▶ **PROBLEM STATEMENT**
Leaving out the pictures, transcribe all of the records faithfully.

▶ **EXERCISE MATERIALS**
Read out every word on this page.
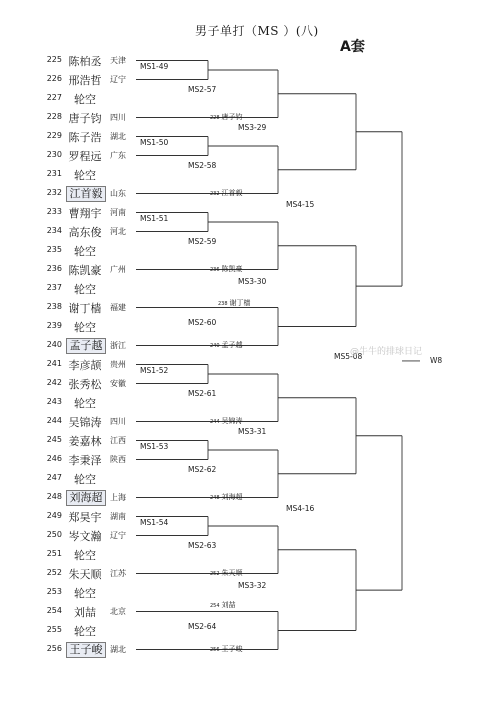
男子单打（MS ）(八)
A套
225 陈柏丞	天津
226 邢浩哲	辽宁
227	轮空
228 唐子钧	四川
229 陈子浩	湖北
230 罗程远	广东
231	轮空
232 江首毅 山东
233 曹翔宇	河南
234 高东俊	河北
235	轮空
236 陈凯豪	广州
237	轮空
238 谢丁樯	福建
239	轮空
240 孟子越 浙江
241 李彦颉	贵州
242 张秀松	安徽
243	轮空
244 吴锦涛	四川
245 姜嘉林	江西
246 李秉泽	陕西
247	轮空
248 刘海超 上海
249 郑昊宇	湖南
250 岑文瀚	辽宁
251	轮空
252 朱天顺	江苏
253	轮空
254	刘喆	北京
255	轮空
256 王子峻 湖北
MS1-49
MS1-50
MS1-51
MS1-52
MS1-53
MS1-54
MS2-57
MS2-58
MS2-59
MS2-60
MS2-61
MS2-62
MS2-63
MS2-64
MS3-29
MS3-30
MS3-31
MS3-32
MS4-15
MS4-16
MS5-08	W8
228 唐子钧
232 江首毅
236 陈凯豪
238 谢丁樯
240 孟子越
244 吴锦涛
248 刘海超
252 朱天顺
254 刘喆
256 王子峻
@牛牛的排球日记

▶ **ANSWER TO THIS PROBLEM**
Read out every word on this page.
男子单打（MS ）(八)
A套
225 陈柏丞	天津
226 邢浩哲	辽宁
227	轮空
228 唐子钧	四川
229 陈子浩	湖北
230 罗程远	广东
231	轮空
232 江首毅 山东
233 曹翔宇	河南
234 高东俊	河北
235	轮空
236 陈凯豪	广州
237	轮空
238 谢丁樯	福建
239	轮空
240 孟子越 浙江
241 李彦颉	贵州
242 张秀松	安徽
243	轮空
244 吴锦涛	四川
245 姜嘉林	江西
246 李秉泽	陕西
247	轮空
248 刘海超 上海
249 郑昊宇	湖南
250 岑文瀚	辽宁
251	轮空
252 朱天顺	江苏
253	轮空
254	刘喆	北京
255	轮空
256 王子峻 湖北
MS1-49
MS1-50
MS1-51
MS1-52
MS1-53
MS1-54
MS2-57
MS2-58
MS2-59
MS2-60
MS2-61
MS2-62
MS2-63
MS2-64
MS3-29
MS3-30
MS3-31
MS3-32
MS4-15
MS4-16
MS5-08	W8
228 唐子钧
232 江首毅
236 陈凯豪
238 谢丁樯
240 孟子越
244 吴锦涛
248 刘海超
252 朱天顺
254 刘喆
256 王子峻
@牛牛的排球日记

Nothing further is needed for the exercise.